§ **Stored rows**
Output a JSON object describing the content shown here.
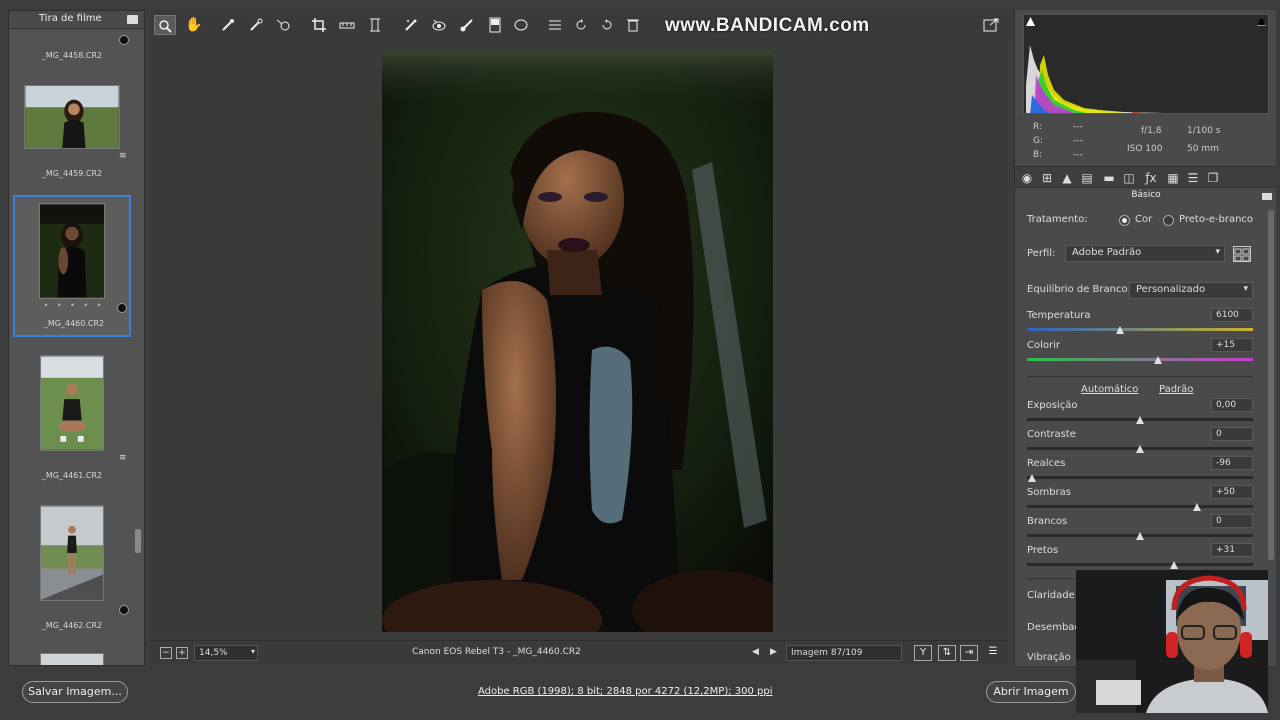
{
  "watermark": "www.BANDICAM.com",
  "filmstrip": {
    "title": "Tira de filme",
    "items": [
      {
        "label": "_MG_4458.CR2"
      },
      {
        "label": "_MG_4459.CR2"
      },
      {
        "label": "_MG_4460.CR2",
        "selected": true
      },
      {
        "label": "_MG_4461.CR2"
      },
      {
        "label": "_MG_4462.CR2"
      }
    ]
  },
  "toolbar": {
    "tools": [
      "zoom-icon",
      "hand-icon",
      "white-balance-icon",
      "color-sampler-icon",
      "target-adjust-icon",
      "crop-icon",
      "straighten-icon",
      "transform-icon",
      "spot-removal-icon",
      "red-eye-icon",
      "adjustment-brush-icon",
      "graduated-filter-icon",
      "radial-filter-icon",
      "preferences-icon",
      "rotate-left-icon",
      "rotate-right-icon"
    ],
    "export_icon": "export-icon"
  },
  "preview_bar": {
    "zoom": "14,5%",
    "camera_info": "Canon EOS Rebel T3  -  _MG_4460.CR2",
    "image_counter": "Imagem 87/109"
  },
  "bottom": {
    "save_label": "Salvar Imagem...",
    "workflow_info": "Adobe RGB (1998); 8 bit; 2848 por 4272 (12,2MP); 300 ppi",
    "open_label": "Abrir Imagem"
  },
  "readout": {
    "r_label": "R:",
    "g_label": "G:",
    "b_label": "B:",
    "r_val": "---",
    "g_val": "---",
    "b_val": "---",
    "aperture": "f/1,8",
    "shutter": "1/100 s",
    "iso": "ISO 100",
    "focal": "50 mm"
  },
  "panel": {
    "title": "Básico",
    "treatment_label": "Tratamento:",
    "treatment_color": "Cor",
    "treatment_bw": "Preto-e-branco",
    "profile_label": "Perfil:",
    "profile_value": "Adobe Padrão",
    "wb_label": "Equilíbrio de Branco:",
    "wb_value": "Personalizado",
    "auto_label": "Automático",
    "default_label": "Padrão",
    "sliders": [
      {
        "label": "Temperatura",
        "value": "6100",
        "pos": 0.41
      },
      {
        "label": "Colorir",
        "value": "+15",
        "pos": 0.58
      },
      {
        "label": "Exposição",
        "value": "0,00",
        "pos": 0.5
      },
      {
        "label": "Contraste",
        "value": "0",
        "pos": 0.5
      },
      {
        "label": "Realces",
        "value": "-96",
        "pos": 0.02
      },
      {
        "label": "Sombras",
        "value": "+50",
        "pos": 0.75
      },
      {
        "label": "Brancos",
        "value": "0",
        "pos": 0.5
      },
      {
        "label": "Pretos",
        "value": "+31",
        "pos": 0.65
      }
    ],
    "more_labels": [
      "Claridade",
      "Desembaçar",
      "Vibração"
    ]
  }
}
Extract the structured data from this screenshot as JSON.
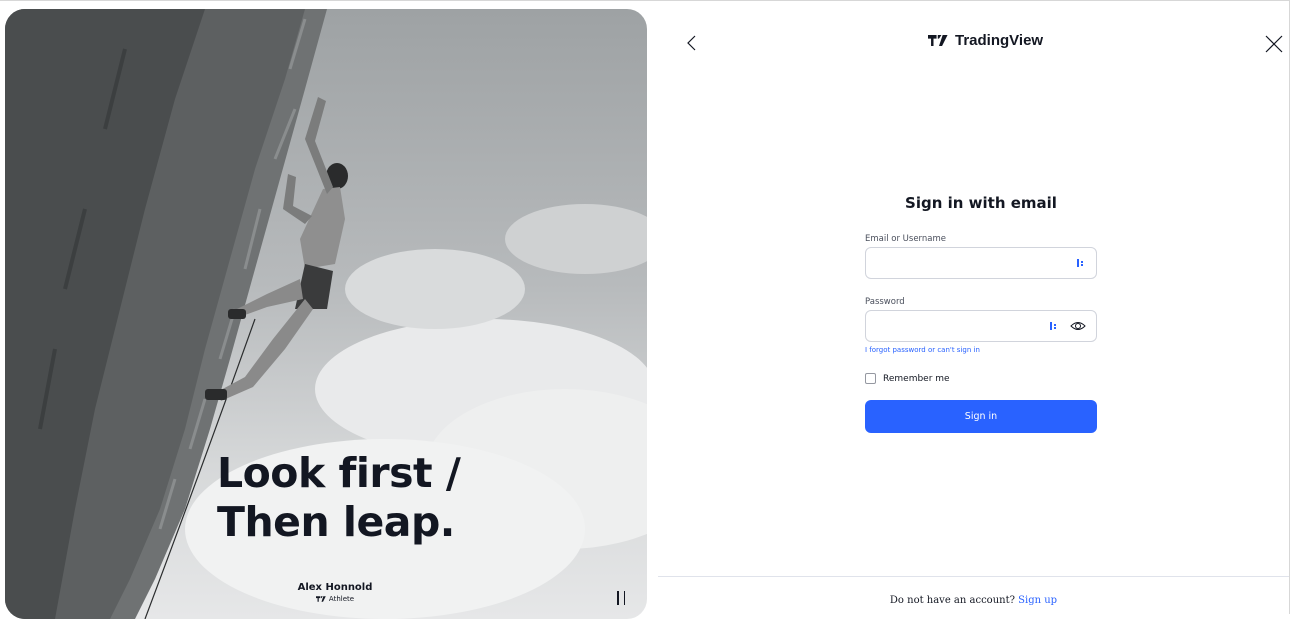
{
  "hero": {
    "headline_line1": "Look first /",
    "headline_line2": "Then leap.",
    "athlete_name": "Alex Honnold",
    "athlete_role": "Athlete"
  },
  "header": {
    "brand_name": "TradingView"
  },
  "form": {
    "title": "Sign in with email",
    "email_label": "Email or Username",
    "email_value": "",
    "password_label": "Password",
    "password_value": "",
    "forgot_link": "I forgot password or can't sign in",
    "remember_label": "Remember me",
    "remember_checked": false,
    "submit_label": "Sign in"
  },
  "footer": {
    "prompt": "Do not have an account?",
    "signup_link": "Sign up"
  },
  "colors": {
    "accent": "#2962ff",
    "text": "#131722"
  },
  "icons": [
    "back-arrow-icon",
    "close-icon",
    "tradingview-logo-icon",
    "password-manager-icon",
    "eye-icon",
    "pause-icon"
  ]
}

---

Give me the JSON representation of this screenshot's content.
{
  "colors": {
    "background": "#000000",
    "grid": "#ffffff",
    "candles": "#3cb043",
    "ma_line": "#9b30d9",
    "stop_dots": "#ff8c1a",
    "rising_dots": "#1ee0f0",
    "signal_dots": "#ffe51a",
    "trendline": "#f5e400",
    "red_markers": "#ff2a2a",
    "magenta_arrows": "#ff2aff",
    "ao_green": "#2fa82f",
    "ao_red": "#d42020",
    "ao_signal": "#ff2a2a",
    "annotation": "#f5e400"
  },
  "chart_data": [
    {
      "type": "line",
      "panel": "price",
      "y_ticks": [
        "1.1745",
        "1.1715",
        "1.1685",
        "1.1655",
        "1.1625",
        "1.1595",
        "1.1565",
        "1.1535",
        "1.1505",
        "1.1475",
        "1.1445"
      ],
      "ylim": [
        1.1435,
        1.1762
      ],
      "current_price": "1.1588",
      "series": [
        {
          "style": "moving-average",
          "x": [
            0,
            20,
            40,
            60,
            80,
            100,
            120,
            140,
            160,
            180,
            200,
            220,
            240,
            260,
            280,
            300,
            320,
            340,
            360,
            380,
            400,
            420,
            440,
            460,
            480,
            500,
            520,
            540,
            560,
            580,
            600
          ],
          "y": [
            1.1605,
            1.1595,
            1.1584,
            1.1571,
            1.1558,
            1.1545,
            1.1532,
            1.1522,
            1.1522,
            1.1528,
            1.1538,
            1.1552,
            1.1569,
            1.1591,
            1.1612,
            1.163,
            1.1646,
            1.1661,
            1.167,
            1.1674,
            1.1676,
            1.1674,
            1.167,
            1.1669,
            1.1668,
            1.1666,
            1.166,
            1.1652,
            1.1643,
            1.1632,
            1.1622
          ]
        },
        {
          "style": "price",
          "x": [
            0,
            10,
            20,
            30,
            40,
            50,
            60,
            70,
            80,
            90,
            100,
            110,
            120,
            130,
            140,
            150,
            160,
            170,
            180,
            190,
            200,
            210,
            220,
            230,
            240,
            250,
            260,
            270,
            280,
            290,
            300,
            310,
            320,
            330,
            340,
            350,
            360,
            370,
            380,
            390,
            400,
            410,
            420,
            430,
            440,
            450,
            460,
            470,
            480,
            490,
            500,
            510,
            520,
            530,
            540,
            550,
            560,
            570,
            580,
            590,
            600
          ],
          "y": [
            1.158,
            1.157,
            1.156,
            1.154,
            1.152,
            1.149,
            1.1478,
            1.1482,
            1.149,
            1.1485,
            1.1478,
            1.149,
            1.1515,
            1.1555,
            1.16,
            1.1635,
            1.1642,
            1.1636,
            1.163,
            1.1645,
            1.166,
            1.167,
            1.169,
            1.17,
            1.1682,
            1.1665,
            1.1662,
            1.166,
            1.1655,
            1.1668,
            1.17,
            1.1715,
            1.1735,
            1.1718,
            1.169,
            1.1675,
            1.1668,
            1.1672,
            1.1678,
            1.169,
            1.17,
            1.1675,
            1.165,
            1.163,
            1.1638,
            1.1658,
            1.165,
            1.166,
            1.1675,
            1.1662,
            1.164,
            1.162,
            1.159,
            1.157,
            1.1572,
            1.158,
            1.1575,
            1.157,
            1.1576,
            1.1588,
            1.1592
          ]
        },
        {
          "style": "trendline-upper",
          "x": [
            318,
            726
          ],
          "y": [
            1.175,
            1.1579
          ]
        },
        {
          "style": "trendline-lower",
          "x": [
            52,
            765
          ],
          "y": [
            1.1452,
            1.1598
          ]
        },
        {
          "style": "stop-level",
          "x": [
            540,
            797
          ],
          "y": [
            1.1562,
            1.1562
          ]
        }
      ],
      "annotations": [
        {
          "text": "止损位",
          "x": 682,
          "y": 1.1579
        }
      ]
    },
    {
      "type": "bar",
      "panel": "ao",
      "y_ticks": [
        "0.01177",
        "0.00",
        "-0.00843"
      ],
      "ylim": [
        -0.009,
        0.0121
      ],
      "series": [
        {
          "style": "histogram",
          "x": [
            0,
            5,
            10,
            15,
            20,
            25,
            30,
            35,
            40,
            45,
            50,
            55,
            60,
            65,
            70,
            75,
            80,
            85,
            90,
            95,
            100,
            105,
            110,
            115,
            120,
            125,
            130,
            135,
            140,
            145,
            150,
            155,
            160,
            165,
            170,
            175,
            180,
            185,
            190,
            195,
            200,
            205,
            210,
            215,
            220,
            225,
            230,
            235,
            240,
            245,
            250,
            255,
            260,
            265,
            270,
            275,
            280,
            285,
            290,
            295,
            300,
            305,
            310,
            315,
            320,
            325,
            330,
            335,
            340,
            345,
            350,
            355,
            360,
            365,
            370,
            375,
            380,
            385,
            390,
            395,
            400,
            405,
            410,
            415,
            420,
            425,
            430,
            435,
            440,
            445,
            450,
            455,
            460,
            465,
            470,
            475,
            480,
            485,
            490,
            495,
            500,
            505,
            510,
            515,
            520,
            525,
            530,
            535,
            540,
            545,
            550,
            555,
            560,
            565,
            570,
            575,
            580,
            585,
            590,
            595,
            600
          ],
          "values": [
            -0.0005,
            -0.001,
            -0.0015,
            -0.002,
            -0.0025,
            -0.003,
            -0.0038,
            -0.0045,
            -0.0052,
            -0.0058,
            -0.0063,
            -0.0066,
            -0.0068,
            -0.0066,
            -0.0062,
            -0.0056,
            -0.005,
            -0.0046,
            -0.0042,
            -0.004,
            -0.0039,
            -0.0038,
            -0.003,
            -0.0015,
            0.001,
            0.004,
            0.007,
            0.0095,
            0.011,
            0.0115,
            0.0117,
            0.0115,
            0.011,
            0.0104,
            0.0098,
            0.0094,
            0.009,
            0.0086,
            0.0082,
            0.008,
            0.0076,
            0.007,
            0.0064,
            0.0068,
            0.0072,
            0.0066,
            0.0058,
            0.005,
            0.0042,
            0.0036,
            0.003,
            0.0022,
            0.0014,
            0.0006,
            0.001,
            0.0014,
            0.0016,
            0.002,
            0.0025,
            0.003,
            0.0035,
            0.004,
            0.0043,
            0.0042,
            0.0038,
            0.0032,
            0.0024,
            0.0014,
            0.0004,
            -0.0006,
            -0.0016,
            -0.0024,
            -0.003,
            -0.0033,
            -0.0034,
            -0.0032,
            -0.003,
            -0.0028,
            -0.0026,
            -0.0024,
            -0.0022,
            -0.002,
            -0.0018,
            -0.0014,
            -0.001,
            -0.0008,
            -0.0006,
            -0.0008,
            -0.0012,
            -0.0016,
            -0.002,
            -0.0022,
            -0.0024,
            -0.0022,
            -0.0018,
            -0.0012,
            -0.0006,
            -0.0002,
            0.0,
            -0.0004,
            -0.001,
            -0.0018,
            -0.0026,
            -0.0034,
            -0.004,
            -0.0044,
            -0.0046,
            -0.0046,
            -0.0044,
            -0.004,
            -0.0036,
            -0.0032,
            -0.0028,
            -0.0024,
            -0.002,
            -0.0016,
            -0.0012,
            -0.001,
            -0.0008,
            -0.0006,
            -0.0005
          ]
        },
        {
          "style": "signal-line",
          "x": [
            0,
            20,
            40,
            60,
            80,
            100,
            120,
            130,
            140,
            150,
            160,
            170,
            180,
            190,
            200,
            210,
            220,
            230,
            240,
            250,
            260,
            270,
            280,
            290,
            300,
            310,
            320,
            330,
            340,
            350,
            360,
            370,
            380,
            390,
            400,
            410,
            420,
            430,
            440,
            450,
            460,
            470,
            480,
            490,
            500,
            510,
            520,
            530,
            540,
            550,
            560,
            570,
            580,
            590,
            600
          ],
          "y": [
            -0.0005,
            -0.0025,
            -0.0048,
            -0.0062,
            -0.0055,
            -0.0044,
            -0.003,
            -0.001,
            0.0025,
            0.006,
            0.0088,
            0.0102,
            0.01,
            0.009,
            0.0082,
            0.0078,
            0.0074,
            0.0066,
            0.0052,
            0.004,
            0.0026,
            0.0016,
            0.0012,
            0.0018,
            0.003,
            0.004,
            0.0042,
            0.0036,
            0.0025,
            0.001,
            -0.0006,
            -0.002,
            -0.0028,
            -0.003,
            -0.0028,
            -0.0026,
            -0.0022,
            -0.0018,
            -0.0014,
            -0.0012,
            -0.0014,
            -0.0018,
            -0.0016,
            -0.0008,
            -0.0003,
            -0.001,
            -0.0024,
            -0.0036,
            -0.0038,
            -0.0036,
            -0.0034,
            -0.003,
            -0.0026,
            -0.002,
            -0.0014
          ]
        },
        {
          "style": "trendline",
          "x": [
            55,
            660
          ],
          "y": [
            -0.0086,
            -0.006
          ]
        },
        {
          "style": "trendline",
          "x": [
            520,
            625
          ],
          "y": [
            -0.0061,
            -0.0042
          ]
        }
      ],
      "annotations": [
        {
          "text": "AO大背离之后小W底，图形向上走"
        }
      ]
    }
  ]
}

§ **Written instruction**
Select every line above that contains the word "Imagem", and copy it.

§ **Answer below**
    "image_counter": "Imagem 87/109"
    "save_label": "Salvar Imagem...",
    "open_label": "Abrir Imagem"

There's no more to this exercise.